* Record extracts:
--- Begin ---
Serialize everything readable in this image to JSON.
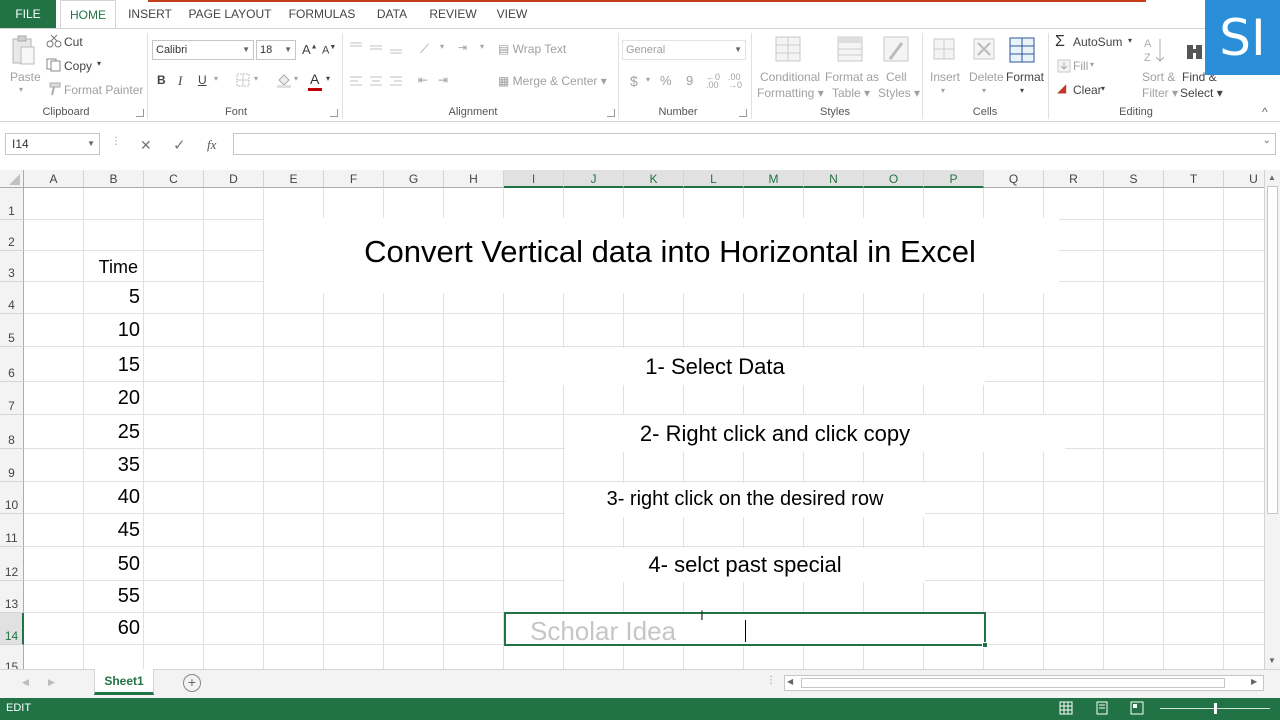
--- End ---
--- Begin ---
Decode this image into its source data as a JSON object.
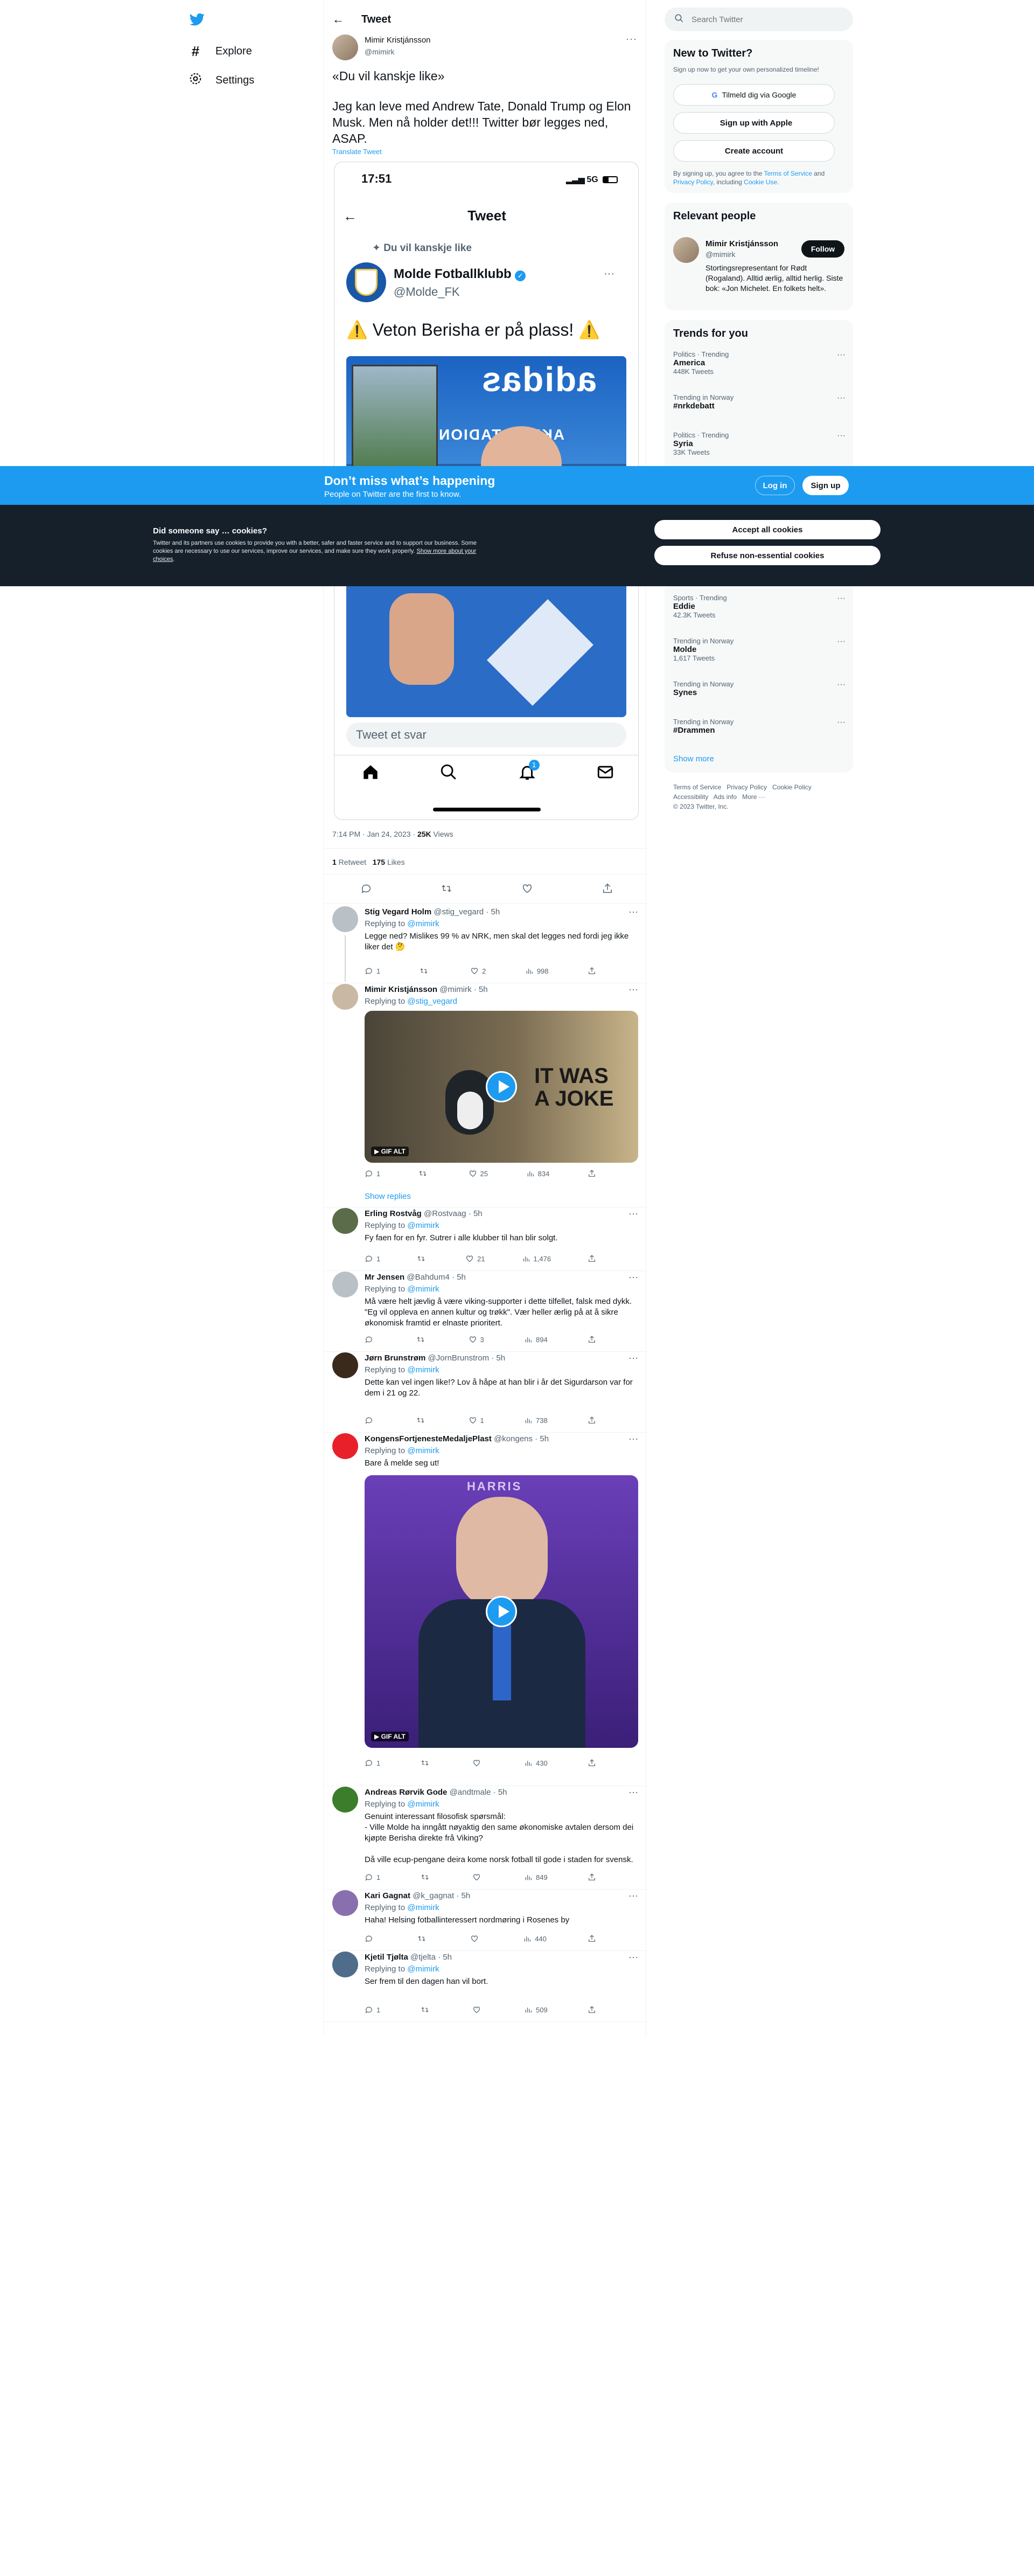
--- End ---
--- Begin ---
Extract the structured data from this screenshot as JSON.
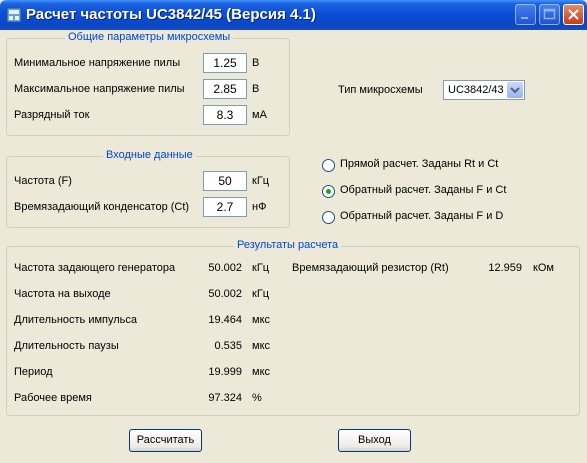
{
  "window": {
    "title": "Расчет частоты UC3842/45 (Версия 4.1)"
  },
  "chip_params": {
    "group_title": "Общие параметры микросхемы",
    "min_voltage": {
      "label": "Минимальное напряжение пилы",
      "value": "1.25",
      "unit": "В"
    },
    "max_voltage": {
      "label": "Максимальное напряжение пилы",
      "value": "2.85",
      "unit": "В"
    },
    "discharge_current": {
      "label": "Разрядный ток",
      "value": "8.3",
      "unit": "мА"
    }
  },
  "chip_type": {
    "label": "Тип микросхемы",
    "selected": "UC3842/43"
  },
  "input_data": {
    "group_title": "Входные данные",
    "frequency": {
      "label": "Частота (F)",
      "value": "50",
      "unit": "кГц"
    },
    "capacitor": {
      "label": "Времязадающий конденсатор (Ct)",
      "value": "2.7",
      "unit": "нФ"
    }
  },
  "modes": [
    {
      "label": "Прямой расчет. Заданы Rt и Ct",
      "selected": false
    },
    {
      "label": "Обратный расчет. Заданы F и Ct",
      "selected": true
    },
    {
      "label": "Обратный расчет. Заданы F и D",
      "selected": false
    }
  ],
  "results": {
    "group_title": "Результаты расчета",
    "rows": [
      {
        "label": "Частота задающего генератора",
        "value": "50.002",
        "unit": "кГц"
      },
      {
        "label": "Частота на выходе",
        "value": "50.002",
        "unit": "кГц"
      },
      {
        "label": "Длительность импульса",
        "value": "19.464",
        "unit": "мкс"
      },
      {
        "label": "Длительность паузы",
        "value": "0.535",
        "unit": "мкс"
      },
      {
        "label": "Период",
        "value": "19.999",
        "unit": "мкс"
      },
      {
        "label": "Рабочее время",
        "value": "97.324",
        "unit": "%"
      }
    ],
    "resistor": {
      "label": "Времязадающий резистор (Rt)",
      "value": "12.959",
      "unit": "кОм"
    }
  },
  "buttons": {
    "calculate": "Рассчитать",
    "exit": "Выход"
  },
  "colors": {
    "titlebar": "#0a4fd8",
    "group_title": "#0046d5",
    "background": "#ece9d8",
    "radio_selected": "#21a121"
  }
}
--- End ---
* Given problem:
In the entries above, find each line with the word "image" and copy it.

* Worked answer:
Serialize everything readable in this image to JSON.
Decode this image into its source data as a JSON object.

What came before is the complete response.